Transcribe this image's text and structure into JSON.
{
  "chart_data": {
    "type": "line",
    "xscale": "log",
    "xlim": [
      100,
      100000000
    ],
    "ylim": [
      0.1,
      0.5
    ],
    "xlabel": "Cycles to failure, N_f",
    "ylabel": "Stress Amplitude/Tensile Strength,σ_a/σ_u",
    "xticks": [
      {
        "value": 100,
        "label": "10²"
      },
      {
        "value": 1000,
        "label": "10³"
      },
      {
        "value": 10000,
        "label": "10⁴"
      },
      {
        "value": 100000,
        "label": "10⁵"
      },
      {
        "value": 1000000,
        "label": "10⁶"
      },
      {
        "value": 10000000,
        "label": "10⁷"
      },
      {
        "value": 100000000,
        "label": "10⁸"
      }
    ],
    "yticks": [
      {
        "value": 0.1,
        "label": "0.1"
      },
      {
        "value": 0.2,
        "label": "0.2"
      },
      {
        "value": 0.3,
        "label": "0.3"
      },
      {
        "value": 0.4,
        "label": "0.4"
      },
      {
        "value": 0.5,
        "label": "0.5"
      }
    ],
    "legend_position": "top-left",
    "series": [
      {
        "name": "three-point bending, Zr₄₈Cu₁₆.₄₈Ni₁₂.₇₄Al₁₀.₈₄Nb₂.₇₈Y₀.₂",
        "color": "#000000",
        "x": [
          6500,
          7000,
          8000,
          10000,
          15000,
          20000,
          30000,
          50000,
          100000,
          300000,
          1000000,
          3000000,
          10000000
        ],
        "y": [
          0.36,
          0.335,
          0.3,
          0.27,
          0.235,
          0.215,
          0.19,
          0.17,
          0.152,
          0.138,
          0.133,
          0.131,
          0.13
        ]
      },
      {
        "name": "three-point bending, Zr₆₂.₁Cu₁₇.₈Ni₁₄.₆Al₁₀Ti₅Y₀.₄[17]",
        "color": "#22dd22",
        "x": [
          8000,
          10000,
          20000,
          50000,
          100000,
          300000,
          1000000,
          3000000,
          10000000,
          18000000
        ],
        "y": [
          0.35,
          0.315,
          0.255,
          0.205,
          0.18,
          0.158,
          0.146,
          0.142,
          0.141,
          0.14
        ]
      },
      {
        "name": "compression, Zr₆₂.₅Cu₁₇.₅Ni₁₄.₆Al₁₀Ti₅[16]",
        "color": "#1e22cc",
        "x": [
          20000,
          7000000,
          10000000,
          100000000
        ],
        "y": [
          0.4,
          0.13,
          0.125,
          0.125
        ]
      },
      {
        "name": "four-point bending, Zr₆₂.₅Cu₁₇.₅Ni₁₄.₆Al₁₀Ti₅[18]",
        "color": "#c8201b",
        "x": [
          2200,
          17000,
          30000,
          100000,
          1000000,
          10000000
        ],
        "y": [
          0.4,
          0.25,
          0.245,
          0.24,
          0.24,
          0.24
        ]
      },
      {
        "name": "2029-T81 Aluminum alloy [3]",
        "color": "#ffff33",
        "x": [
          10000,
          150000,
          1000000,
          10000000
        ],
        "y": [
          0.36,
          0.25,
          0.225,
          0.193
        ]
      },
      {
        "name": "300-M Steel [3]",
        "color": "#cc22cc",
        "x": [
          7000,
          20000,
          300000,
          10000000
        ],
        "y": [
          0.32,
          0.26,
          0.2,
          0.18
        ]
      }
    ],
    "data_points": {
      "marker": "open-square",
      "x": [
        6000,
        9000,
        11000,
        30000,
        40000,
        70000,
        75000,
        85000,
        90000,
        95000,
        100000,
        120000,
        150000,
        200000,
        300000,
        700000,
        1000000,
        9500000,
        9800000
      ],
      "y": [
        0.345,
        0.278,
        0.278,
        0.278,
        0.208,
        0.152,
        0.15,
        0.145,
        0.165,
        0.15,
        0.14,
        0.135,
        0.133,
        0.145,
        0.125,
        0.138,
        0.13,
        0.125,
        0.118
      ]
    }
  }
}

◆ ◆ ◆

### Given task
Show the data once more, exactly as it was written.

### Right answer
Transcribe this image's text and structure into JSON.
{
  "chart_data": {
    "type": "line",
    "xscale": "log",
    "xlim": [
      100,
      100000000
    ],
    "ylim": [
      0.1,
      0.5
    ],
    "xlabel": "Cycles to failure, N_f",
    "ylabel": "Stress Amplitude/Tensile Strength,σ_a/σ_u",
    "xticks": [
      {
        "value": 100,
        "label": "10²"
      },
      {
        "value": 1000,
        "label": "10³"
      },
      {
        "value": 10000,
        "label": "10⁴"
      },
      {
        "value": 100000,
        "label": "10⁵"
      },
      {
        "value": 1000000,
        "label": "10⁶"
      },
      {
        "value": 10000000,
        "label": "10⁷"
      },
      {
        "value": 100000000,
        "label": "10⁸"
      }
    ],
    "yticks": [
      {
        "value": 0.1,
        "label": "0.1"
      },
      {
        "value": 0.2,
        "label": "0.2"
      },
      {
        "value": 0.3,
        "label": "0.3"
      },
      {
        "value": 0.4,
        "label": "0.4"
      },
      {
        "value": 0.5,
        "label": "0.5"
      }
    ],
    "legend_position": "top-left",
    "series": [
      {
        "name": "three-point bending, Zr₄₈Cu₁₆.₄₈Ni₁₂.₇₄Al₁₀.₈₄Nb₂.₇₈Y₀.₂",
        "color": "#000000",
        "x": [
          6500,
          7000,
          8000,
          10000,
          15000,
          20000,
          30000,
          50000,
          100000,
          300000,
          1000000,
          3000000,
          10000000
        ],
        "y": [
          0.36,
          0.335,
          0.3,
          0.27,
          0.235,
          0.215,
          0.19,
          0.17,
          0.152,
          0.138,
          0.133,
          0.131,
          0.13
        ]
      },
      {
        "name": "three-point bending, Zr₆₂.₁Cu₁₇.₈Ni₁₄.₆Al₁₀Ti₅Y₀.₄[17]",
        "color": "#22dd22",
        "x": [
          8000,
          10000,
          20000,
          50000,
          100000,
          300000,
          1000000,
          3000000,
          10000000,
          18000000
        ],
        "y": [
          0.35,
          0.315,
          0.255,
          0.205,
          0.18,
          0.158,
          0.146,
          0.142,
          0.141,
          0.14
        ]
      },
      {
        "name": "compression, Zr₆₂.₅Cu₁₇.₅Ni₁₄.₆Al₁₀Ti₅[16]",
        "color": "#1e22cc",
        "x": [
          20000,
          7000000,
          10000000,
          100000000
        ],
        "y": [
          0.4,
          0.13,
          0.125,
          0.125
        ]
      },
      {
        "name": "four-point bending, Zr₆₂.₅Cu₁₇.₅Ni₁₄.₆Al₁₀Ti₅[18]",
        "color": "#c8201b",
        "x": [
          2200,
          17000,
          30000,
          100000,
          1000000,
          10000000
        ],
        "y": [
          0.4,
          0.25,
          0.245,
          0.24,
          0.24,
          0.24
        ]
      },
      {
        "name": "2029-T81 Aluminum alloy [3]",
        "color": "#ffff33",
        "x": [
          10000,
          150000,
          1000000,
          10000000
        ],
        "y": [
          0.36,
          0.25,
          0.225,
          0.193
        ]
      },
      {
        "name": "300-M Steel [3]",
        "color": "#cc22cc",
        "x": [
          7000,
          20000,
          300000,
          10000000
        ],
        "y": [
          0.32,
          0.26,
          0.2,
          0.18
        ]
      }
    ],
    "data_points": {
      "marker": "open-square",
      "x": [
        6000,
        9000,
        11000,
        30000,
        40000,
        70000,
        75000,
        85000,
        90000,
        95000,
        100000,
        120000,
        150000,
        200000,
        300000,
        700000,
        1000000,
        9500000,
        9800000
      ],
      "y": [
        0.345,
        0.278,
        0.278,
        0.278,
        0.208,
        0.152,
        0.15,
        0.145,
        0.165,
        0.15,
        0.14,
        0.135,
        0.133,
        0.145,
        0.125,
        0.138,
        0.13,
        0.125,
        0.118
      ]
    }
  }
}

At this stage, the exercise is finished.